Collected data entries:
# # # # #
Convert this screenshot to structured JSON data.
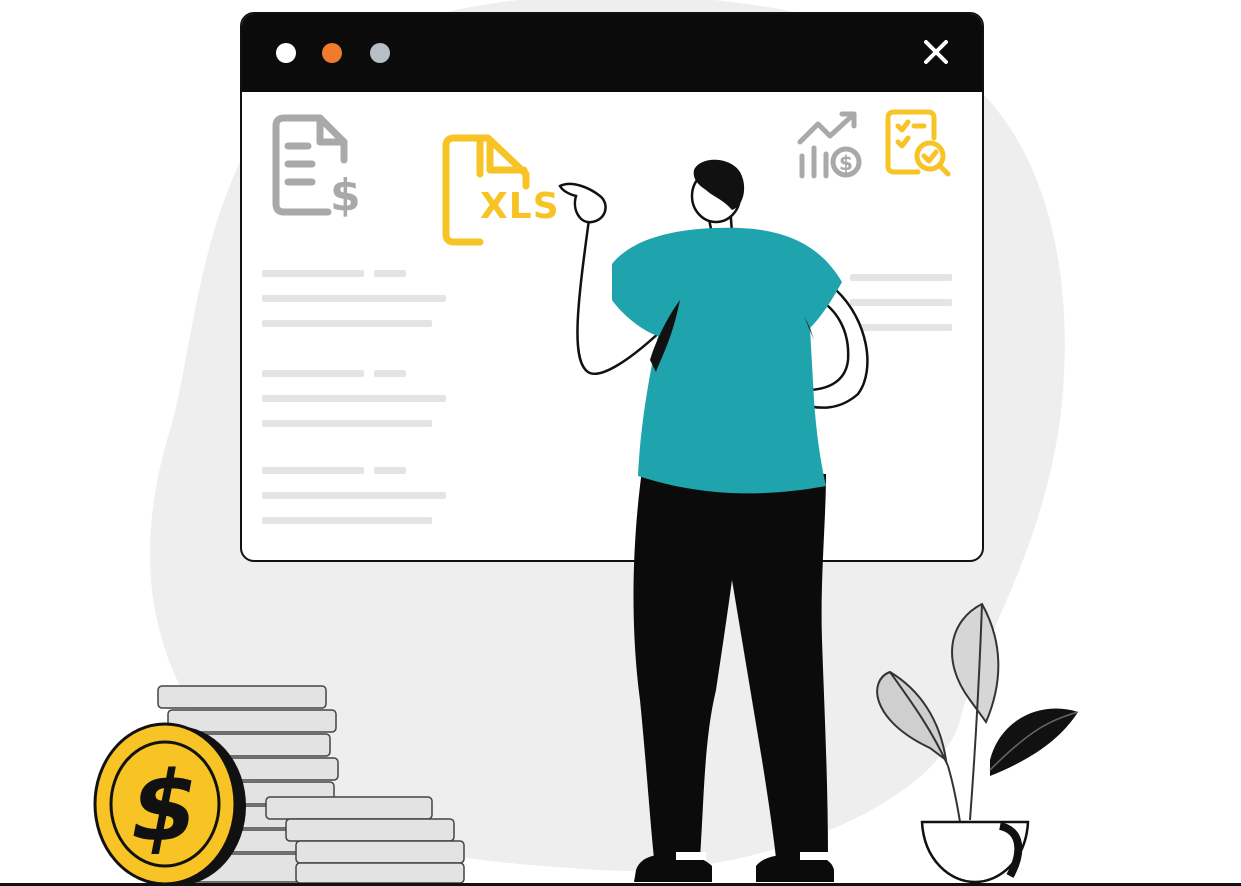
{
  "window": {
    "controls": {
      "dot_colors": [
        "#ffffff",
        "#f07b2d",
        "#b8bec6"
      ],
      "close_icon": "close-icon"
    }
  },
  "file_icons": {
    "invoice": "invoice-dollar-icon",
    "spreadsheet": {
      "icon": "xls-file-icon",
      "label": "XLS",
      "color": "#f7c325"
    },
    "growth": "growth-chart-dollar-icon",
    "audit": "checklist-search-icon"
  },
  "illustration": {
    "person": "person-pointing",
    "coins": "coin-stack",
    "coin_symbol": "$",
    "plant": "potted-plant"
  },
  "colors": {
    "accent_yellow": "#f7c325",
    "shirt_teal": "#1fa3ad",
    "titlebar": "#0b0b0b",
    "skeleton": "#e4e4e4",
    "blob": "#eeeeee"
  }
}
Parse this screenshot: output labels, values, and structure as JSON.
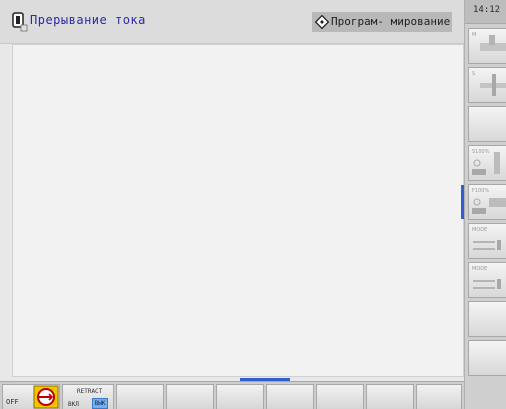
{
  "header": {
    "mode_title": "Прерывание тока",
    "program_mode": "Програм- мирование",
    "mode_icon": "power-plug-icon",
    "program_icon": "programming-diamond-icon"
  },
  "clock": {
    "time": "14:12"
  },
  "sidebar": {
    "buttons": [
      {
        "label": "M",
        "icon": "spindle-m-icon"
      },
      {
        "label": "S",
        "icon": "spindle-s-icon"
      },
      {
        "label": "",
        "icon": "blank-icon"
      },
      {
        "label": "S100%",
        "icon": "spindle-override-icon"
      },
      {
        "label": "F100%",
        "icon": "feed-override-icon"
      },
      {
        "label": "MODE",
        "icon": "mode-icon"
      },
      {
        "label": "MODE",
        "icon": "mode-icon"
      },
      {
        "label": "",
        "icon": "blank-icon"
      },
      {
        "label": "",
        "icon": "blank-icon"
      }
    ]
  },
  "softkeys": {
    "off_label": "OFF",
    "retract_label": "RETRACT",
    "on_label": "ВКЛ",
    "off_btn_label": "ВЫК"
  },
  "colors": {
    "accent": "#2f5fd0",
    "title": "#2a2aaa"
  }
}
# # # # #
> [Your instructions]: Find each line that has the word "this", then copy it out.

> [Result of the task]:
Convert this screenshot to structured JSON data.
Parse this screenshot: output labels, values, and structure as JSON.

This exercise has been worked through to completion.